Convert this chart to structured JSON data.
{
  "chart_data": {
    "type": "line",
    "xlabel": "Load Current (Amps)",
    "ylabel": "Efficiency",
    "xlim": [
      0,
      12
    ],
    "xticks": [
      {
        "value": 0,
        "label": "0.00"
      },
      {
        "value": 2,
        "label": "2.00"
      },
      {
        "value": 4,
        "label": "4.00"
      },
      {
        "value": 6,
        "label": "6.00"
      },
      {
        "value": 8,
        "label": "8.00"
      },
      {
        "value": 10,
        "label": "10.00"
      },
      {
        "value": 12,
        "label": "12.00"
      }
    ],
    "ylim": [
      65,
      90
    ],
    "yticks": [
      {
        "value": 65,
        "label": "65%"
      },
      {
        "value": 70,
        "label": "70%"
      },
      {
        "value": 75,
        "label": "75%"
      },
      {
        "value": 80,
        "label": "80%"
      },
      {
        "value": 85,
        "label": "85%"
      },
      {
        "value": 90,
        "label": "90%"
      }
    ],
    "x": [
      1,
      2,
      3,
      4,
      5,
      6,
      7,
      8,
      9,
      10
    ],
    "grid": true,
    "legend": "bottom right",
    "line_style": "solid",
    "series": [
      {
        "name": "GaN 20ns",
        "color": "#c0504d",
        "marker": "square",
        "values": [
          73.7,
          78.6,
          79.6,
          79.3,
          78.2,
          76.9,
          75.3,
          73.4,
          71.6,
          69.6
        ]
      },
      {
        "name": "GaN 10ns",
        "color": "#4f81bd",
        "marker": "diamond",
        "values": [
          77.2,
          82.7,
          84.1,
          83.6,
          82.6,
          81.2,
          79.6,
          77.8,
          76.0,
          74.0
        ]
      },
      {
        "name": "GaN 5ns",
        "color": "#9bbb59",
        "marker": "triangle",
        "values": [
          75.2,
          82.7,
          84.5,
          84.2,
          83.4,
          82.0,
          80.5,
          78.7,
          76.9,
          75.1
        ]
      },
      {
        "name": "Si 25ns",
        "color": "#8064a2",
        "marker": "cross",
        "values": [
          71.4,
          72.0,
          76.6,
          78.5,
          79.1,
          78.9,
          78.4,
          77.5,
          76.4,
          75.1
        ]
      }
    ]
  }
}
===
WHAT IS BEING ASKED :: Please set down each line of the records exactly as given.

RESPONSE FOR THIS EXERCISE ::
Convert this chart to structured JSON data.
{
  "chart_data": {
    "type": "line",
    "xlabel": "Load Current (Amps)",
    "ylabel": "Efficiency",
    "xlim": [
      0,
      12
    ],
    "xticks": [
      {
        "value": 0,
        "label": "0.00"
      },
      {
        "value": 2,
        "label": "2.00"
      },
      {
        "value": 4,
        "label": "4.00"
      },
      {
        "value": 6,
        "label": "6.00"
      },
      {
        "value": 8,
        "label": "8.00"
      },
      {
        "value": 10,
        "label": "10.00"
      },
      {
        "value": 12,
        "label": "12.00"
      }
    ],
    "ylim": [
      65,
      90
    ],
    "yticks": [
      {
        "value": 65,
        "label": "65%"
      },
      {
        "value": 70,
        "label": "70%"
      },
      {
        "value": 75,
        "label": "75%"
      },
      {
        "value": 80,
        "label": "80%"
      },
      {
        "value": 85,
        "label": "85%"
      },
      {
        "value": 90,
        "label": "90%"
      }
    ],
    "x": [
      1,
      2,
      3,
      4,
      5,
      6,
      7,
      8,
      9,
      10
    ],
    "grid": true,
    "legend": "bottom right",
    "line_style": "solid",
    "series": [
      {
        "name": "GaN 20ns",
        "color": "#c0504d",
        "marker": "square",
        "values": [
          73.7,
          78.6,
          79.6,
          79.3,
          78.2,
          76.9,
          75.3,
          73.4,
          71.6,
          69.6
        ]
      },
      {
        "name": "GaN 10ns",
        "color": "#4f81bd",
        "marker": "diamond",
        "values": [
          77.2,
          82.7,
          84.1,
          83.6,
          82.6,
          81.2,
          79.6,
          77.8,
          76.0,
          74.0
        ]
      },
      {
        "name": "GaN 5ns",
        "color": "#9bbb59",
        "marker": "triangle",
        "values": [
          75.2,
          82.7,
          84.5,
          84.2,
          83.4,
          82.0,
          80.5,
          78.7,
          76.9,
          75.1
        ]
      },
      {
        "name": "Si 25ns",
        "color": "#8064a2",
        "marker": "cross",
        "values": [
          71.4,
          72.0,
          76.6,
          78.5,
          79.1,
          78.9,
          78.4,
          77.5,
          76.4,
          75.1
        ]
      }
    ]
  }
}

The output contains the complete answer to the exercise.